What follows is a set of records; repeat all of them exactly.

→ Stored data entries
[START]

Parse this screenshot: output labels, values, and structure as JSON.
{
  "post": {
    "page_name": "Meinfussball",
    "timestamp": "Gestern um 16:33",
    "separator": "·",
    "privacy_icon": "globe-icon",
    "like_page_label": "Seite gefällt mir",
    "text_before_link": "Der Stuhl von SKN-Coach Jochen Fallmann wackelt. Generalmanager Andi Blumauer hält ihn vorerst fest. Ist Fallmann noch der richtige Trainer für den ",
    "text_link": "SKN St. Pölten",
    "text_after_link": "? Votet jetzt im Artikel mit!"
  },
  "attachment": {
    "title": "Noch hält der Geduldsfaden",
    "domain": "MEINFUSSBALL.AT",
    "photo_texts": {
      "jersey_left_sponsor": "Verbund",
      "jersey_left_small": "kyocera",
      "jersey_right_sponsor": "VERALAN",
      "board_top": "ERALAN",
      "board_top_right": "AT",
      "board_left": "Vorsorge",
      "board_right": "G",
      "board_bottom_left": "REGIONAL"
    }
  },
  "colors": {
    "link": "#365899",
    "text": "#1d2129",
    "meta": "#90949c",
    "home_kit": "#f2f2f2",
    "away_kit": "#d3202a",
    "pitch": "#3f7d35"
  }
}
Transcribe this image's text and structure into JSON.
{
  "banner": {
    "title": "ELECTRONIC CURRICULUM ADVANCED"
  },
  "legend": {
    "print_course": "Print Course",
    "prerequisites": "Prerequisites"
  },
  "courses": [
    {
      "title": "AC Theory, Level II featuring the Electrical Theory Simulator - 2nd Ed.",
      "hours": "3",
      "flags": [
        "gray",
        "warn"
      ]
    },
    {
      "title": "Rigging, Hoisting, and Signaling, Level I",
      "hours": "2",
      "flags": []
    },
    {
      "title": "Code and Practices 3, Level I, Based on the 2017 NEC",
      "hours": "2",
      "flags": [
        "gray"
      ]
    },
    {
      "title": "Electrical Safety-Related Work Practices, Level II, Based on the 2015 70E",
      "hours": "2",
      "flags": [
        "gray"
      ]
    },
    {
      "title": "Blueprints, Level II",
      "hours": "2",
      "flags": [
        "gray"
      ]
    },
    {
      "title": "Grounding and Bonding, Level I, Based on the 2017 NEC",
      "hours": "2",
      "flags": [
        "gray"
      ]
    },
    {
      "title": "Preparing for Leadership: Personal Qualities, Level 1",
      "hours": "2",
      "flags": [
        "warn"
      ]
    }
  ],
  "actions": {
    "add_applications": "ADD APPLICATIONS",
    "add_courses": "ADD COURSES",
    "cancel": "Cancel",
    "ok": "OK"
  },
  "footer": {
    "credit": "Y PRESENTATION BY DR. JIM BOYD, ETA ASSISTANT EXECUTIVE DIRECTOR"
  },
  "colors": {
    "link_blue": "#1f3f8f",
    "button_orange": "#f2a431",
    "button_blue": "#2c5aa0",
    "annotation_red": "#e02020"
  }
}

[END]

→ Completed task
Parse this screenshot: output labels, values, and structure as JSON.
{
  "post": {
    "page_name": "Meinfussball",
    "timestamp": "Gestern um 16:33",
    "separator": "·",
    "privacy_icon": "globe-icon",
    "like_page_label": "Seite gefällt mir",
    "text_before_link": "Der Stuhl von SKN-Coach Jochen Fallmann wackelt. Generalmanager Andi Blumauer hält ihn vorerst fest. Ist Fallmann noch der richtige Trainer für den ",
    "text_link": "SKN St. Pölten",
    "text_after_link": "? Votet jetzt im Artikel mit!"
  },
  "attachment": {
    "title": "Noch hält der Geduldsfaden",
    "domain": "MEINFUSSBALL.AT",
    "photo_texts": {
      "jersey_left_sponsor": "Verbund",
      "jersey_left_small": "kyocera",
      "jersey_right_sponsor": "VERALAN",
      "board_top": "ERALAN",
      "board_top_right": "AT",
      "board_left": "Vorsorge",
      "board_right": "G",
      "board_bottom_left": "REGIONAL"
    }
  },
  "colors": {
    "link": "#365899",
    "text": "#1d2129",
    "meta": "#90949c",
    "home_kit": "#f2f2f2",
    "away_kit": "#d3202a",
    "pitch": "#3f7d35"
  }
}
Transcribe this image's text and structure into JSON.
{
  "banner": {
    "title": "ELECTRONIC CURRICULUM ADVANCED"
  },
  "legend": {
    "print_course": "Print Course",
    "prerequisites": "Prerequisites"
  },
  "courses": [
    {
      "title": "AC Theory, Level II featuring the Electrical Theory Simulator - 2nd Ed.",
      "hours": "3",
      "flags": [
        "gray",
        "warn"
      ]
    },
    {
      "title": "Rigging, Hoisting, and Signaling, Level I",
      "hours": "2",
      "flags": []
    },
    {
      "title": "Code and Practices 3, Level I, Based on the 2017 NEC",
      "hours": "2",
      "flags": [
        "gray"
      ]
    },
    {
      "title": "Electrical Safety-Related Work Practices, Level II, Based on the 2015 70E",
      "hours": "2",
      "flags": [
        "gray"
      ]
    },
    {
      "title": "Blueprints, Level II",
      "hours": "2",
      "flags": [
        "gray"
      ]
    },
    {
      "title": "Grounding and Bonding, Level I, Based on the 2017 NEC",
      "hours": "2",
      "flags": [
        "gray"
      ]
    },
    {
      "title": "Preparing for Leadership: Personal Qualities, Level 1",
      "hours": "2",
      "flags": [
        "warn"
      ]
    }
  ],
  "actions": {
    "add_applications": "ADD APPLICATIONS",
    "add_courses": "ADD COURSES",
    "cancel": "Cancel",
    "ok": "OK"
  },
  "footer": {
    "credit": "Y PRESENTATION BY DR. JIM BOYD, ETA ASSISTANT EXECUTIVE DIRECTOR"
  },
  "colors": {
    "link_blue": "#1f3f8f",
    "button_orange": "#f2a431",
    "button_blue": "#2c5aa0",
    "annotation_red": "#e02020"
  }
}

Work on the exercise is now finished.